-- begin --

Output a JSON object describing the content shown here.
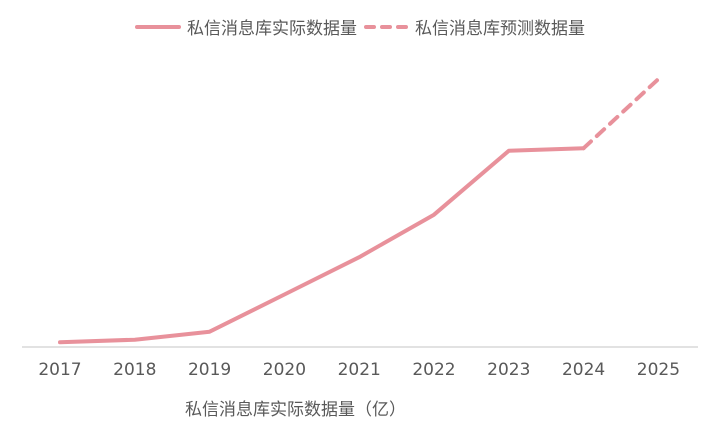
{
  "chart_data": {
    "type": "line",
    "title": "",
    "xlabel": "私信消息库实际数据量（亿）",
    "ylabel": "",
    "categories": [
      "2017",
      "2018",
      "2019",
      "2020",
      "2021",
      "2022",
      "2023",
      "2024",
      "2025"
    ],
    "series": [
      {
        "name": "私信消息库实际数据量",
        "style": "solid",
        "values": [
          1,
          2,
          5,
          19,
          33,
          49,
          73,
          74,
          null
        ]
      },
      {
        "name": "私信消息库预测数据量",
        "style": "dashed",
        "values": [
          null,
          null,
          null,
          null,
          null,
          null,
          null,
          74,
          100
        ]
      }
    ],
    "ylim": [
      0,
      100
    ],
    "y_units_note": "relative scale (no y-axis ticks shown)",
    "grid": false,
    "legend_position": "top",
    "colors": {
      "line": "#e8919b",
      "axis": "#d9d9d9",
      "text": "#595959"
    }
  },
  "legend": {
    "actual": "私信消息库实际数据量",
    "forecast": "私信消息库预测数据量"
  },
  "axis": {
    "xlabel": "私信消息库实际数据量（亿）",
    "ticks": [
      "2017",
      "2018",
      "2019",
      "2020",
      "2021",
      "2022",
      "2023",
      "2024",
      "2025"
    ]
  }
}
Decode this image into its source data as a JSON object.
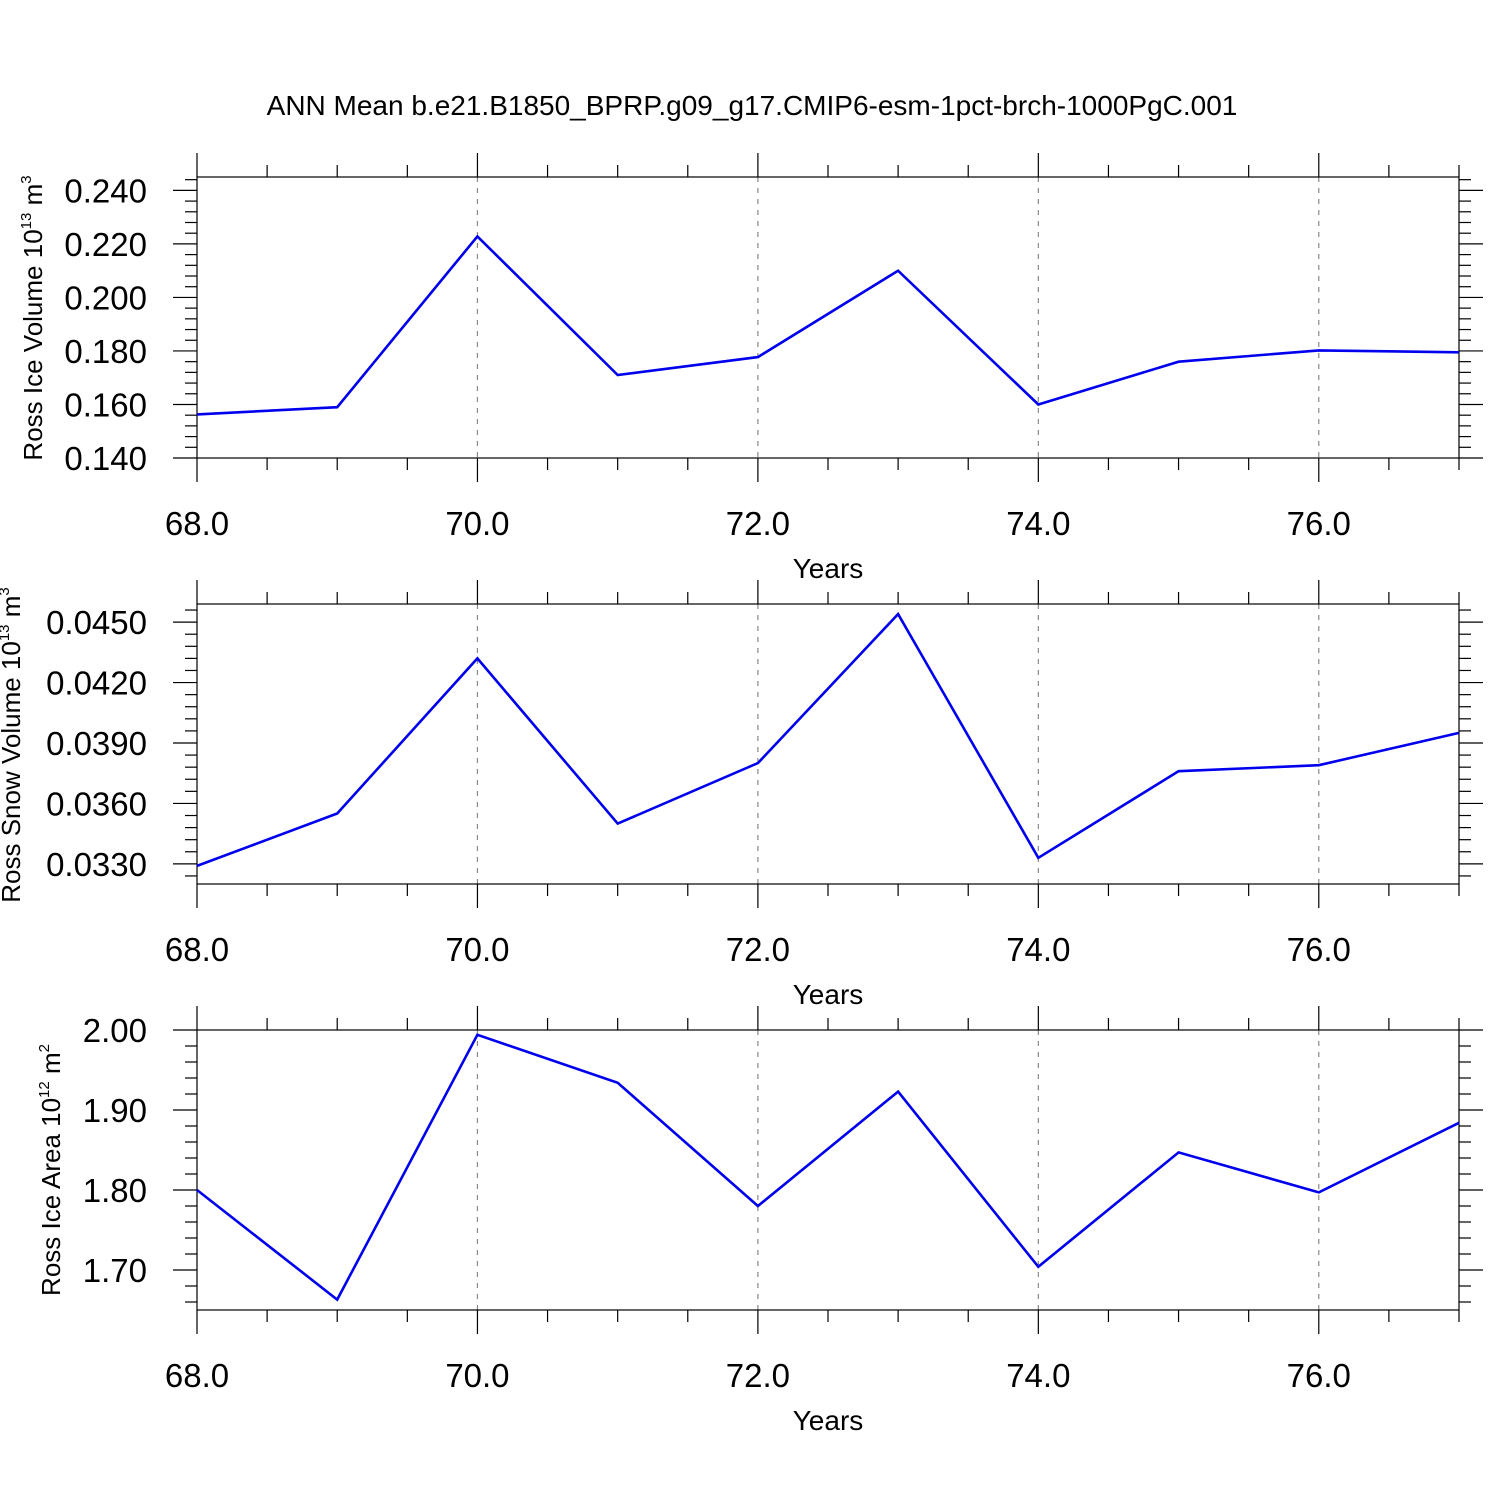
{
  "figure": {
    "title": "ANN Mean b.e21.B1850_BPRP.g09_g17.CMIP6-esm-1pct-brch-1000PgC.001"
  },
  "chart_data": [
    {
      "type": "line",
      "title": "ANN Mean b.e21.B1850_BPRP.g09_g17.CMIP6-esm-1pct-brch-1000PgC.001",
      "xlabel": "Years",
      "ylabel": {
        "text": "Ross Ice Volume 10",
        "exp": "13",
        "unit": " m",
        "unit_exp": "3"
      },
      "xlim": [
        68,
        77
      ],
      "ylim": [
        0.14,
        0.245
      ],
      "xticks": [
        68,
        70,
        72,
        74,
        76
      ],
      "xtick_labels": [
        "68.0",
        "70.0",
        "72.0",
        "74.0",
        "76.0"
      ],
      "yticks": [
        0.14,
        0.16,
        0.18,
        0.2,
        0.22,
        0.24
      ],
      "ytick_labels": [
        "0.140",
        "0.160",
        "0.180",
        "0.200",
        "0.220",
        "0.240"
      ],
      "grid": "vertical dashed at major x ticks",
      "color": "#0000ee",
      "x": [
        68,
        69,
        70,
        71,
        72,
        73,
        74,
        75,
        76,
        77
      ],
      "y": [
        0.1563,
        0.159,
        0.2228,
        0.171,
        0.1777,
        0.21,
        0.16,
        0.176,
        0.1802,
        0.1795
      ]
    },
    {
      "type": "line",
      "xlabel": "Years",
      "ylabel": {
        "text": "Ross Snow Volume 10",
        "exp": "13",
        "unit": " m",
        "unit_exp": "3"
      },
      "xlim": [
        68,
        77
      ],
      "ylim": [
        0.032,
        0.0459
      ],
      "xticks": [
        68,
        70,
        72,
        74,
        76
      ],
      "xtick_labels": [
        "68.0",
        "70.0",
        "72.0",
        "74.0",
        "76.0"
      ],
      "yticks": [
        0.033,
        0.036,
        0.039,
        0.042,
        0.045
      ],
      "ytick_labels": [
        "0.0330",
        "0.0360",
        "0.0390",
        "0.0420",
        "0.0450"
      ],
      "grid": "vertical dashed at major x ticks",
      "color": "#0000ee",
      "x": [
        68,
        69,
        70,
        71,
        72,
        73,
        74,
        75,
        76,
        77
      ],
      "y": [
        0.0329,
        0.0355,
        0.0432,
        0.035,
        0.038,
        0.0454,
        0.0333,
        0.0376,
        0.0379,
        0.0395
      ]
    },
    {
      "type": "line",
      "xlabel": "Years",
      "ylabel": {
        "text": "Ross Ice Area 10",
        "exp": "12",
        "unit": " m",
        "unit_exp": "2"
      },
      "xlim": [
        68,
        77
      ],
      "ylim": [
        1.65,
        2.0
      ],
      "xticks": [
        68,
        70,
        72,
        74,
        76
      ],
      "xtick_labels": [
        "68.0",
        "70.0",
        "72.0",
        "74.0",
        "76.0"
      ],
      "yticks": [
        1.7,
        1.8,
        1.9,
        2.0
      ],
      "ytick_labels": [
        "1.70",
        "1.80",
        "1.90",
        "2.00"
      ],
      "grid": "vertical dashed at major x ticks",
      "color": "#0000ee",
      "x": [
        68,
        69,
        70,
        71,
        72,
        73,
        74,
        75,
        76,
        77
      ],
      "y": [
        1.8,
        1.663,
        1.994,
        1.934,
        1.78,
        1.923,
        1.704,
        1.847,
        1.797,
        1.884
      ]
    }
  ]
}
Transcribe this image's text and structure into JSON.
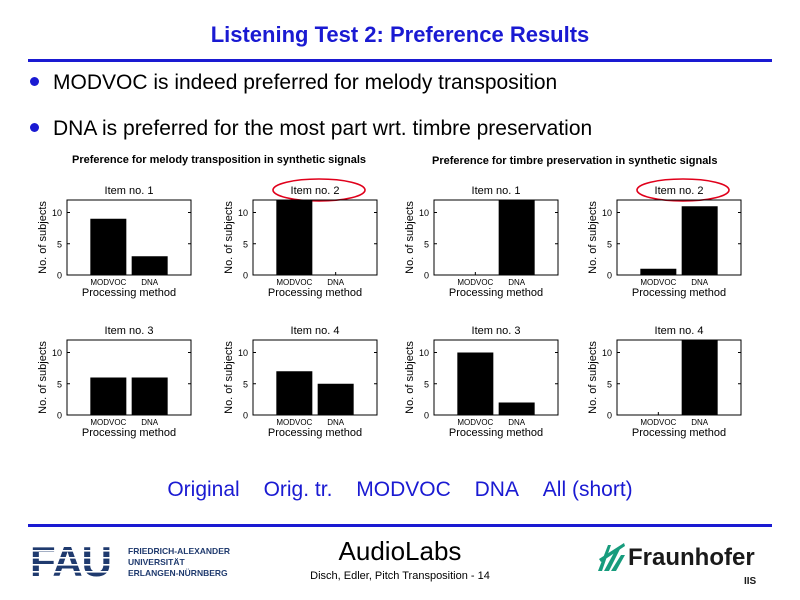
{
  "slide": {
    "title": "Listening Test 2: Preference Results",
    "bullets": [
      "MODVOC is indeed preferred for melody transposition",
      "DNA is preferred for the most part wrt. timbre preservation"
    ],
    "links": [
      "Original",
      "Orig. tr.",
      "MODVOC",
      "DNA",
      "All (short)"
    ],
    "brand": "AudioLabs",
    "footer": "Disch, Edler, Pitch Transposition - 14",
    "fau_logo": "FAU",
    "fau_lines": [
      "FRIEDRICH-ALEXANDER",
      "UNIVERSITÄT",
      "ERLANGEN-NÜRNBERG"
    ],
    "fraunhofer": "Fraunhofer",
    "iis": "IIS",
    "accent_color": "#1a1ad2",
    "highlight_color": "#e0001b"
  },
  "groups": [
    {
      "title": "Preference for melody transposition in synthetic signals"
    },
    {
      "title": "Preference for timbre preservation in synthetic signals"
    }
  ],
  "chart_data": [
    {
      "type": "bar",
      "group": 0,
      "title": "Item no. 1",
      "categories": [
        "MODVOC",
        "DNA"
      ],
      "values": [
        9,
        3
      ],
      "xlabel": "Processing method",
      "ylabel": "No. of subjects",
      "ylim": [
        0,
        12
      ],
      "yticks": [
        0,
        5,
        10
      ],
      "highlighted": false
    },
    {
      "type": "bar",
      "group": 0,
      "title": "Item no. 2",
      "categories": [
        "MODVOC",
        "DNA"
      ],
      "values": [
        12,
        0
      ],
      "xlabel": "Processing method",
      "ylabel": "No. of subjects",
      "ylim": [
        0,
        12
      ],
      "yticks": [
        0,
        5,
        10
      ],
      "highlighted": true
    },
    {
      "type": "bar",
      "group": 1,
      "title": "Item no. 1",
      "categories": [
        "MODVOC",
        "DNA"
      ],
      "values": [
        0,
        12
      ],
      "xlabel": "Processing method",
      "ylabel": "No. of subjects",
      "ylim": [
        0,
        12
      ],
      "yticks": [
        0,
        5,
        10
      ],
      "highlighted": false
    },
    {
      "type": "bar",
      "group": 1,
      "title": "Item no. 2",
      "categories": [
        "MODVOC",
        "DNA"
      ],
      "values": [
        1,
        11
      ],
      "xlabel": "Processing method",
      "ylabel": "No. of subjects",
      "ylim": [
        0,
        12
      ],
      "yticks": [
        0,
        5,
        10
      ],
      "highlighted": true
    },
    {
      "type": "bar",
      "group": 0,
      "title": "Item no. 3",
      "categories": [
        "MODVOC",
        "DNA"
      ],
      "values": [
        6,
        6
      ],
      "xlabel": "Processing method",
      "ylabel": "No. of subjects",
      "ylim": [
        0,
        12
      ],
      "yticks": [
        0,
        5,
        10
      ],
      "highlighted": false
    },
    {
      "type": "bar",
      "group": 0,
      "title": "Item no. 4",
      "categories": [
        "MODVOC",
        "DNA"
      ],
      "values": [
        7,
        5
      ],
      "xlabel": "Processing method",
      "ylabel": "No. of subjects",
      "ylim": [
        0,
        12
      ],
      "yticks": [
        0,
        5,
        10
      ],
      "highlighted": false
    },
    {
      "type": "bar",
      "group": 1,
      "title": "Item no. 3",
      "categories": [
        "MODVOC",
        "DNA"
      ],
      "values": [
        10,
        2
      ],
      "xlabel": "Processing method",
      "ylabel": "No. of subjects",
      "ylim": [
        0,
        12
      ],
      "yticks": [
        0,
        5,
        10
      ],
      "highlighted": false
    },
    {
      "type": "bar",
      "group": 1,
      "title": "Item no. 4",
      "categories": [
        "MODVOC",
        "DNA"
      ],
      "values": [
        0,
        12
      ],
      "xlabel": "Processing method",
      "ylabel": "No. of subjects",
      "ylim": [
        0,
        12
      ],
      "yticks": [
        0,
        5,
        10
      ],
      "highlighted": false
    }
  ]
}
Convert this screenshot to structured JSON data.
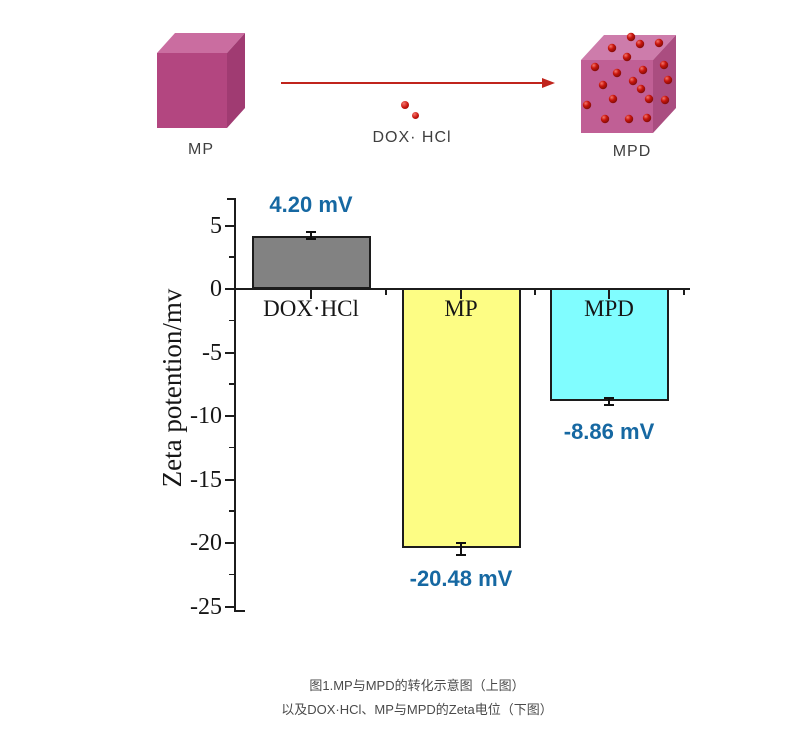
{
  "figure": {
    "schematic": {
      "mp_label": "MP",
      "arrow_label": "DOX· HCl",
      "mpd_label": "MPD",
      "arrow_color": "#c0241c",
      "dot_color": "#c8150d",
      "dot_highlight": "#f4756c",
      "dot_shadow": "#7c0b07",
      "mp_cube": {
        "front": "#b34680",
        "top": "#ca6da0",
        "side": "#a03b72"
      },
      "mpd_cube": {
        "front": "#c05f95",
        "top": "#cd7cab",
        "side": "#aa4d80"
      },
      "label_color": "#3f3f3f"
    },
    "caption_line1": "图1.MP与MPD的转化示意图（上图）",
    "caption_line2": "以及DOX·HCl、MP与MPD的Zeta电位（下图）"
  },
  "chart_data": {
    "type": "bar",
    "categories": [
      "DOX·HCl",
      "MP",
      "MPD"
    ],
    "values": [
      4.2,
      -20.48,
      -8.86
    ],
    "errors": [
      0.3,
      0.45,
      0.25
    ],
    "value_labels": [
      "4.20 mV",
      "-20.48 mV",
      "-8.86 mV"
    ],
    "bar_colors": [
      "#828282",
      "#fdfd84",
      "#80fdff"
    ],
    "bar_border_color": "#1c1c1c",
    "axis_color": "#1c1c1c",
    "value_label_color": "#1668a2",
    "title": "",
    "xlabel": "",
    "ylabel": "Zeta potention/mv",
    "yticks": [
      5,
      0,
      -5,
      -10,
      -15,
      -20,
      -25
    ],
    "yminorticks": [
      2.5,
      -2.5,
      -7.5,
      -12.5,
      -17.5,
      -22.5
    ],
    "ylim": [
      -25,
      7.2
    ],
    "grid": false,
    "legend": false
  }
}
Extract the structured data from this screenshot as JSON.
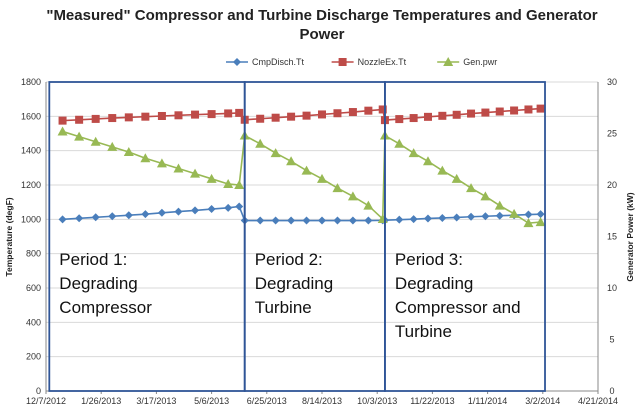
{
  "chart_data": {
    "type": "line",
    "title_lines": [
      "\"Measured\" Compressor and Turbine Discharge Temperatures and Generator",
      "Power"
    ],
    "ylabel": "Temperature (degF)",
    "y2label": "Generator Power (kW)",
    "ylim": [
      0,
      1800
    ],
    "y2lim": [
      0,
      30
    ],
    "yticks": [
      "0",
      "200",
      "400",
      "600",
      "800",
      "1000",
      "1200",
      "1400",
      "1600",
      "1800"
    ],
    "y2ticks": [
      "0",
      "5",
      "10",
      "15",
      "20",
      "25",
      "30"
    ],
    "xticks": [
      "12/7/2012",
      "1/26/2013",
      "3/17/2013",
      "5/6/2013",
      "6/25/2013",
      "8/14/2013",
      "10/3/2013",
      "11/22/2013",
      "1/11/2014",
      "3/2/2014",
      "4/21/2014"
    ],
    "x_day_range": [
      0,
      500
    ],
    "grid": "horizontal",
    "legend_position": "top",
    "series": [
      {
        "name": "CmpDisch.Tt",
        "axis": "left",
        "color": "#4a7ebb",
        "marker": "diamond",
        "x": [
          15,
          30,
          45,
          60,
          75,
          90,
          105,
          120,
          135,
          150,
          165,
          175,
          180,
          194,
          208,
          222,
          236,
          250,
          264,
          278,
          292,
          305,
          307,
          320,
          333,
          346,
          359,
          372,
          385,
          398,
          411,
          424,
          437,
          448
        ],
        "values": [
          1000,
          1006,
          1012,
          1018,
          1024,
          1030,
          1038,
          1045,
          1052,
          1060,
          1067,
          1075,
          993,
          993,
          993,
          993,
          993,
          993,
          993,
          993,
          993,
          994,
          995,
          998,
          1001,
          1005,
          1008,
          1011,
          1015,
          1018,
          1021,
          1024,
          1028,
          1030
        ]
      },
      {
        "name": "NozzleEx.Tt",
        "axis": "left",
        "color": "#be4b48",
        "marker": "square",
        "x": [
          15,
          30,
          45,
          60,
          75,
          90,
          105,
          120,
          135,
          150,
          165,
          175,
          180,
          194,
          208,
          222,
          236,
          250,
          264,
          278,
          292,
          305,
          307,
          320,
          333,
          346,
          359,
          372,
          385,
          398,
          411,
          424,
          437,
          448
        ],
        "values": [
          1575,
          1580,
          1585,
          1590,
          1594,
          1598,
          1602,
          1606,
          1610,
          1613,
          1617,
          1620,
          1580,
          1586,
          1592,
          1598,
          1604,
          1611,
          1618,
          1625,
          1633,
          1640,
          1578,
          1584,
          1590,
          1597,
          1603,
          1609,
          1616,
          1622,
          1628,
          1634,
          1640,
          1645
        ]
      },
      {
        "name": "Gen.pwr",
        "axis": "right",
        "color": "#98b954",
        "marker": "triangle",
        "x": [
          15,
          30,
          45,
          60,
          75,
          90,
          105,
          120,
          135,
          150,
          165,
          175,
          180,
          194,
          208,
          222,
          236,
          250,
          264,
          278,
          292,
          305,
          307,
          320,
          333,
          346,
          359,
          372,
          385,
          398,
          411,
          424,
          437,
          448
        ],
        "values": [
          25.2,
          24.7,
          24.2,
          23.7,
          23.2,
          22.6,
          22.1,
          21.6,
          21.1,
          20.6,
          20.1,
          20.0,
          24.8,
          24.0,
          23.1,
          22.3,
          21.4,
          20.6,
          19.7,
          18.9,
          18.0,
          16.7,
          24.8,
          24.0,
          23.1,
          22.3,
          21.4,
          20.6,
          19.7,
          18.9,
          18.0,
          17.2,
          16.3,
          16.4
        ]
      }
    ],
    "periods": [
      {
        "x_range": [
          3,
          180
        ],
        "lines": [
          "Period 1:",
          "Degrading",
          "Compressor"
        ]
      },
      {
        "x_range": [
          180,
          307
        ],
        "lines": [
          "Period 2:",
          "Degrading",
          "Turbine"
        ]
      },
      {
        "x_range": [
          307,
          452
        ],
        "lines": [
          "Period 3:",
          "Degrading",
          "Compressor and",
          "Turbine"
        ]
      }
    ]
  }
}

-- end --

- WRITTEN EXERCISE
Scan the data for the word "image" and copy every line where it shows up.

- EXPECTED ANSWER
Decode this image into its source data as a JSON object.
Transcribe this image's text and structure into JSON.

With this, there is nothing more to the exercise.